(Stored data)
---+---

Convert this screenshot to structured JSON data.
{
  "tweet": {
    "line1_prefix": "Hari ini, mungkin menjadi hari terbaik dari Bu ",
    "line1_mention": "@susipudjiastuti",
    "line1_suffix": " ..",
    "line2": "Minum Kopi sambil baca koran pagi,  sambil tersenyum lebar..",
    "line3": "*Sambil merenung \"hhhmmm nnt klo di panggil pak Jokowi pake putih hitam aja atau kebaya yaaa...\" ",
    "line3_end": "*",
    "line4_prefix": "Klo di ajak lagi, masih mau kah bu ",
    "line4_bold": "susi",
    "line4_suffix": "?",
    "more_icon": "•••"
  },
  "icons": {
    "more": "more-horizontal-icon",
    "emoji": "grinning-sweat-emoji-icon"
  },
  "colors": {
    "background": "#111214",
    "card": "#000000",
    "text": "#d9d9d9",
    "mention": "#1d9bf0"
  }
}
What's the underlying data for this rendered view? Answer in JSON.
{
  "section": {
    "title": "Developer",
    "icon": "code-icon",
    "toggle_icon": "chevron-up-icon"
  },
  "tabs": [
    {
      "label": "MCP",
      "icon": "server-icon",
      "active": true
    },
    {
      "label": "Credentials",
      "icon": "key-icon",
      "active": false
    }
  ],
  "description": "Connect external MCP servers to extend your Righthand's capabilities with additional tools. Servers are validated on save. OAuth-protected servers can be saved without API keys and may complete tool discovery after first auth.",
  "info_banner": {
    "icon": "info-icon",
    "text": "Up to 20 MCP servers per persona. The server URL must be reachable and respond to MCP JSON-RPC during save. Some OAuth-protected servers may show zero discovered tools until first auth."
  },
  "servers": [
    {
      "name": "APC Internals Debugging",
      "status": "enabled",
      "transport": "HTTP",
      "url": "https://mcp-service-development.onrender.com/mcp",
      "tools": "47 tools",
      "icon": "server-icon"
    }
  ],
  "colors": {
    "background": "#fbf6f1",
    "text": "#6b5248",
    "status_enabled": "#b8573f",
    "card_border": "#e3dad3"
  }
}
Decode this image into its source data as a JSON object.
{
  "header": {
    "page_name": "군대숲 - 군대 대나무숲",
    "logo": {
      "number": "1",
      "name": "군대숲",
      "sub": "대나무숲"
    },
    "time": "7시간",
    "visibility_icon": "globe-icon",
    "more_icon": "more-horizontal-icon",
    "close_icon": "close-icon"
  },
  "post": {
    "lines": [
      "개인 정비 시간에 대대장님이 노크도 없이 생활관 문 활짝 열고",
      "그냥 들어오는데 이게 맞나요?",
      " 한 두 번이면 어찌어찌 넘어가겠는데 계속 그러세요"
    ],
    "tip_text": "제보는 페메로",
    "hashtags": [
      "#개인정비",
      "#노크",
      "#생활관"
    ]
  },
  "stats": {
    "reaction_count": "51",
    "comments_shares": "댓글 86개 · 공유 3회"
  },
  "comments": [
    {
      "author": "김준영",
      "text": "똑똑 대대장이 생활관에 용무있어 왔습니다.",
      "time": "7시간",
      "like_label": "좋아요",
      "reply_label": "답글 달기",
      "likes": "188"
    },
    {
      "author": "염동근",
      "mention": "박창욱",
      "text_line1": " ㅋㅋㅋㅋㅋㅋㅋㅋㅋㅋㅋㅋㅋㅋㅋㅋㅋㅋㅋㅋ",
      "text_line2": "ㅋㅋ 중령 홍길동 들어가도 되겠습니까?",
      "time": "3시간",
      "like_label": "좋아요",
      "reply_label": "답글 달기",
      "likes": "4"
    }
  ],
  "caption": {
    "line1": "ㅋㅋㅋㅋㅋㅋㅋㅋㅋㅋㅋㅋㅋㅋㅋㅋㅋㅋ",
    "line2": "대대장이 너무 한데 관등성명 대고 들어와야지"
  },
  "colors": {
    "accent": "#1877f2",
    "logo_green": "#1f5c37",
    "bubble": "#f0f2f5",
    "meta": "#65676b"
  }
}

---+---

Exactly reproduce all of the entries above.

Response to this exercise —
Convert this screenshot to structured JSON data.
{
  "tweet": {
    "line1_prefix": "Hari ini, mungkin menjadi hari terbaik dari Bu ",
    "line1_mention": "@susipudjiastuti",
    "line1_suffix": " ..",
    "line2": "Minum Kopi sambil baca koran pagi,  sambil tersenyum lebar..",
    "line3": "*Sambil merenung \"hhhmmm nnt klo di panggil pak Jokowi pake putih hitam aja atau kebaya yaaa...\" ",
    "line3_end": "*",
    "line4_prefix": "Klo di ajak lagi, masih mau kah bu ",
    "line4_bold": "susi",
    "line4_suffix": "?",
    "more_icon": "•••"
  },
  "icons": {
    "more": "more-horizontal-icon",
    "emoji": "grinning-sweat-emoji-icon"
  },
  "colors": {
    "background": "#111214",
    "card": "#000000",
    "text": "#d9d9d9",
    "mention": "#1d9bf0"
  }
}
What's the underlying data for this rendered view? Answer in JSON.
{
  "section": {
    "title": "Developer",
    "icon": "code-icon",
    "toggle_icon": "chevron-up-icon"
  },
  "tabs": [
    {
      "label": "MCP",
      "icon": "server-icon",
      "active": true
    },
    {
      "label": "Credentials",
      "icon": "key-icon",
      "active": false
    }
  ],
  "description": "Connect external MCP servers to extend your Righthand's capabilities with additional tools. Servers are validated on save. OAuth-protected servers can be saved without API keys and may complete tool discovery after first auth.",
  "info_banner": {
    "icon": "info-icon",
    "text": "Up to 20 MCP servers per persona. The server URL must be reachable and respond to MCP JSON-RPC during save. Some OAuth-protected servers may show zero discovered tools until first auth."
  },
  "servers": [
    {
      "name": "APC Internals Debugging",
      "status": "enabled",
      "transport": "HTTP",
      "url": "https://mcp-service-development.onrender.com/mcp",
      "tools": "47 tools",
      "icon": "server-icon"
    }
  ],
  "colors": {
    "background": "#fbf6f1",
    "text": "#6b5248",
    "status_enabled": "#b8573f",
    "card_border": "#e3dad3"
  }
}
Decode this image into its source data as a JSON object.
{
  "header": {
    "page_name": "군대숲 - 군대 대나무숲",
    "logo": {
      "number": "1",
      "name": "군대숲",
      "sub": "대나무숲"
    },
    "time": "7시간",
    "visibility_icon": "globe-icon",
    "more_icon": "more-horizontal-icon",
    "close_icon": "close-icon"
  },
  "post": {
    "lines": [
      "개인 정비 시간에 대대장님이 노크도 없이 생활관 문 활짝 열고",
      "그냥 들어오는데 이게 맞나요?",
      " 한 두 번이면 어찌어찌 넘어가겠는데 계속 그러세요"
    ],
    "tip_text": "제보는 페메로",
    "hashtags": [
      "#개인정비",
      "#노크",
      "#생활관"
    ]
  },
  "stats": {
    "reaction_count": "51",
    "comments_shares": "댓글 86개 · 공유 3회"
  },
  "comments": [
    {
      "author": "김준영",
      "text": "똑똑 대대장이 생활관에 용무있어 왔습니다.",
      "time": "7시간",
      "like_label": "좋아요",
      "reply_label": "답글 달기",
      "likes": "188"
    },
    {
      "author": "염동근",
      "mention": "박창욱",
      "text_line1": " ㅋㅋㅋㅋㅋㅋㅋㅋㅋㅋㅋㅋㅋㅋㅋㅋㅋㅋㅋㅋ",
      "text_line2": "ㅋㅋ 중령 홍길동 들어가도 되겠습니까?",
      "time": "3시간",
      "like_label": "좋아요",
      "reply_label": "답글 달기",
      "likes": "4"
    }
  ],
  "caption": {
    "line1": "ㅋㅋㅋㅋㅋㅋㅋㅋㅋㅋㅋㅋㅋㅋㅋㅋㅋㅋ",
    "line2": "대대장이 너무 한데 관등성명 대고 들어와야지"
  },
  "colors": {
    "accent": "#1877f2",
    "logo_green": "#1f5c37",
    "bubble": "#f0f2f5",
    "meta": "#65676b"
  }
}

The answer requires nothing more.